Records from a data source:
──────

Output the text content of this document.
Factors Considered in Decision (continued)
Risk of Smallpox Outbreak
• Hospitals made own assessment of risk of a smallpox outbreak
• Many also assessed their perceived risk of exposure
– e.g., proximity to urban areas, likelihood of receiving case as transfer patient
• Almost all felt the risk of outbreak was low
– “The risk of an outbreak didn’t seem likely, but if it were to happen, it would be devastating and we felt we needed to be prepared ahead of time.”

──────

● Goal
Report all lines of the data that include the word "felt".

● Task output
• Almost all felt the risk of outbreak was low
– “The risk of an outbreak didn’t seem likely, but if it were to happen, it would be devastating and we felt we needed to be prepared ahead of time.”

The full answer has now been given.